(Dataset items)
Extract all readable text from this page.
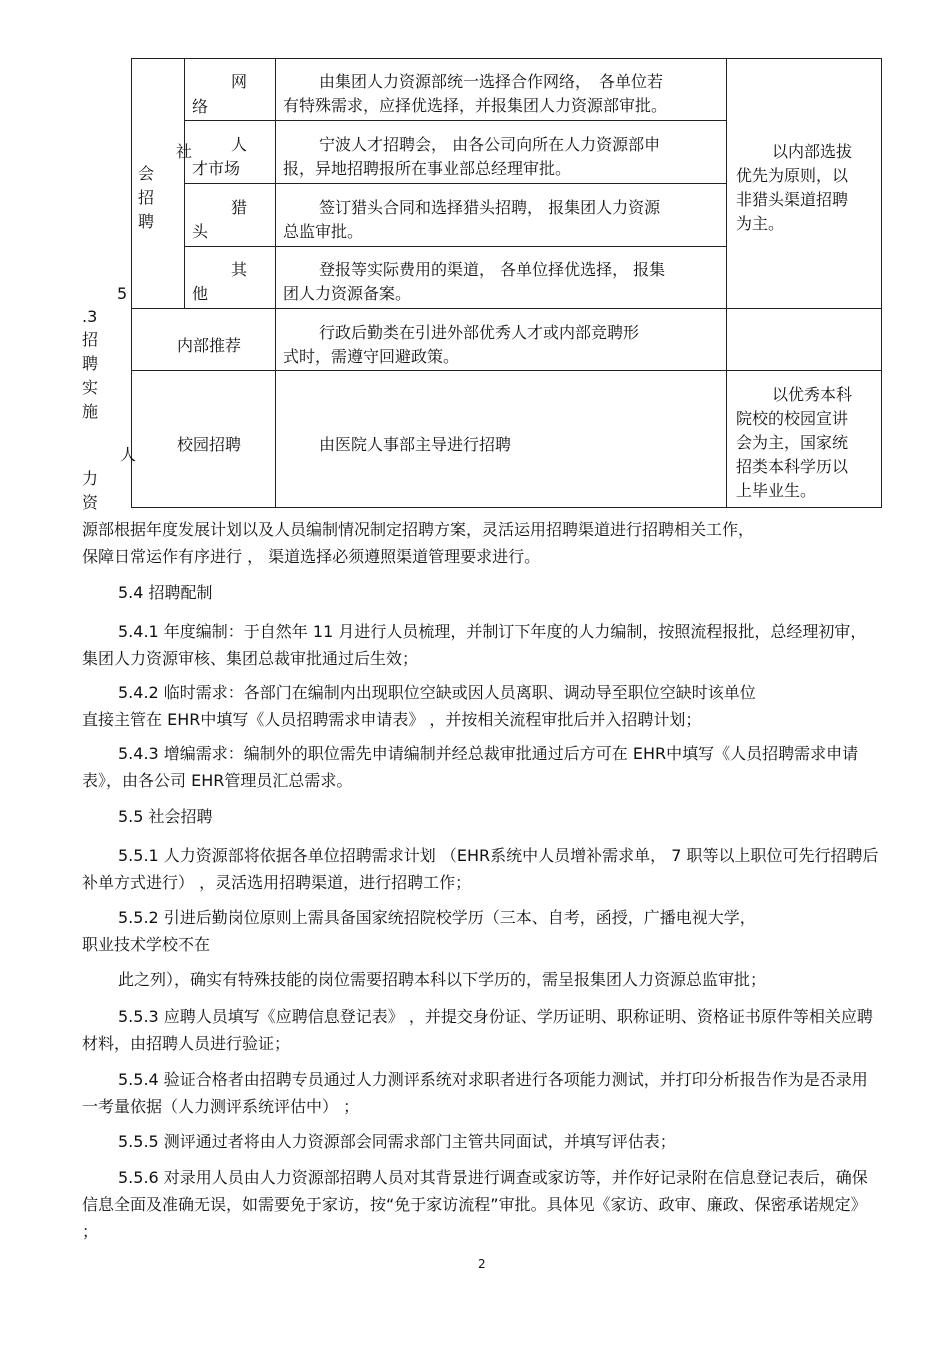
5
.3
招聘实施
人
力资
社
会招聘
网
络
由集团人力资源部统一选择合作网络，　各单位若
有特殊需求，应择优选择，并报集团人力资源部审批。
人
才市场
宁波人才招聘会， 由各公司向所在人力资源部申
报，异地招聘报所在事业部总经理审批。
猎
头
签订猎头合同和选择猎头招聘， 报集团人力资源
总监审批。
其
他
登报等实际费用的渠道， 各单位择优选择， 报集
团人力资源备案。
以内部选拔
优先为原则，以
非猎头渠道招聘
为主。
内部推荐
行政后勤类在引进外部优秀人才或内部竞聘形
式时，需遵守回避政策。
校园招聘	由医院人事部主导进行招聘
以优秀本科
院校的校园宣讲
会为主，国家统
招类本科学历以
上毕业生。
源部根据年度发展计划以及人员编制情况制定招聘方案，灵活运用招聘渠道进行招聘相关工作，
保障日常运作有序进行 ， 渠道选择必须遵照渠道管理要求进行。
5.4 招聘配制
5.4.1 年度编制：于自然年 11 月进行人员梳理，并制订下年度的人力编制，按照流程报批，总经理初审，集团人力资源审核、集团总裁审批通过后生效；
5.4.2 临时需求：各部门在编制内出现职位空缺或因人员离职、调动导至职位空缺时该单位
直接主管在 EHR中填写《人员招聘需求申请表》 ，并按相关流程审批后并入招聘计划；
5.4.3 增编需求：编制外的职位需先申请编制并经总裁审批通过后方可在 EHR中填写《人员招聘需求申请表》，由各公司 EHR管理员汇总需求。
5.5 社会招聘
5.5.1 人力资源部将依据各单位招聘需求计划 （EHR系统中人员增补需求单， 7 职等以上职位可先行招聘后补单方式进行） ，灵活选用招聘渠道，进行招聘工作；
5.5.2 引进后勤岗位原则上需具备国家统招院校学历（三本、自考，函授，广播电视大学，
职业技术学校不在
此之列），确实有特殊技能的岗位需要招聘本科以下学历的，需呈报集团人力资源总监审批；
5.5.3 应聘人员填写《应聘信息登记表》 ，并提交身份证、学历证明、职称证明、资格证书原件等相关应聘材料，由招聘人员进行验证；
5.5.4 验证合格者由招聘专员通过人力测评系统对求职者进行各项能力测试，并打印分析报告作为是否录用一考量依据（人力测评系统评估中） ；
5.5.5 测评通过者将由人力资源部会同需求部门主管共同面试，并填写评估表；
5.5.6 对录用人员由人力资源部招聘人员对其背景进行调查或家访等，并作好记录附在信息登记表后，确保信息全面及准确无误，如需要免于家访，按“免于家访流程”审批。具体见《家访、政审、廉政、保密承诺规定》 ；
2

* **BRIEF**
Transcribe the records above exactly, leaving out every picture.

* **COMPLETED TASK**
Extract all readable text from this page.
5
.3
招聘实施
人
力资
社
会招聘
网
络
由集团人力资源部统一选择合作网络，　各单位若
有特殊需求，应择优选择，并报集团人力资源部审批。
人
才市场
宁波人才招聘会， 由各公司向所在人力资源部申
报，异地招聘报所在事业部总经理审批。
猎
头
签订猎头合同和选择猎头招聘， 报集团人力资源
总监审批。
其
他
登报等实际费用的渠道， 各单位择优选择， 报集
团人力资源备案。
以内部选拔
优先为原则，以
非猎头渠道招聘
为主。
内部推荐
行政后勤类在引进外部优秀人才或内部竞聘形
式时，需遵守回避政策。
校园招聘	由医院人事部主导进行招聘
以优秀本科
院校的校园宣讲
会为主，国家统
招类本科学历以
上毕业生。
源部根据年度发展计划以及人员编制情况制定招聘方案，灵活运用招聘渠道进行招聘相关工作，
保障日常运作有序进行 ， 渠道选择必须遵照渠道管理要求进行。
5.4 招聘配制
5.4.1 年度编制：于自然年 11 月进行人员梳理，并制订下年度的人力编制，按照流程报批，总经理初审，集团人力资源审核、集团总裁审批通过后生效；
5.4.2 临时需求：各部门在编制内出现职位空缺或因人员离职、调动导至职位空缺时该单位
直接主管在 EHR中填写《人员招聘需求申请表》 ，并按相关流程审批后并入招聘计划；
5.4.3 增编需求：编制外的职位需先申请编制并经总裁审批通过后方可在 EHR中填写《人员招聘需求申请表》，由各公司 EHR管理员汇总需求。
5.5 社会招聘
5.5.1 人力资源部将依据各单位招聘需求计划 （EHR系统中人员增补需求单， 7 职等以上职位可先行招聘后补单方式进行） ，灵活选用招聘渠道，进行招聘工作；
5.5.2 引进后勤岗位原则上需具备国家统招院校学历（三本、自考，函授，广播电视大学，
职业技术学校不在
此之列），确实有特殊技能的岗位需要招聘本科以下学历的，需呈报集团人力资源总监审批；
5.5.3 应聘人员填写《应聘信息登记表》 ，并提交身份证、学历证明、职称证明、资格证书原件等相关应聘材料，由招聘人员进行验证；
5.5.4 验证合格者由招聘专员通过人力测评系统对求职者进行各项能力测试，并打印分析报告作为是否录用一考量依据（人力测评系统评估中） ；
5.5.5 测评通过者将由人力资源部会同需求部门主管共同面试，并填写评估表；
5.5.6 对录用人员由人力资源部招聘人员对其背景进行调查或家访等，并作好记录附在信息登记表后，确保信息全面及准确无误，如需要免于家访，按“免于家访流程”审批。具体见《家访、政审、廉政、保密承诺规定》 ；
2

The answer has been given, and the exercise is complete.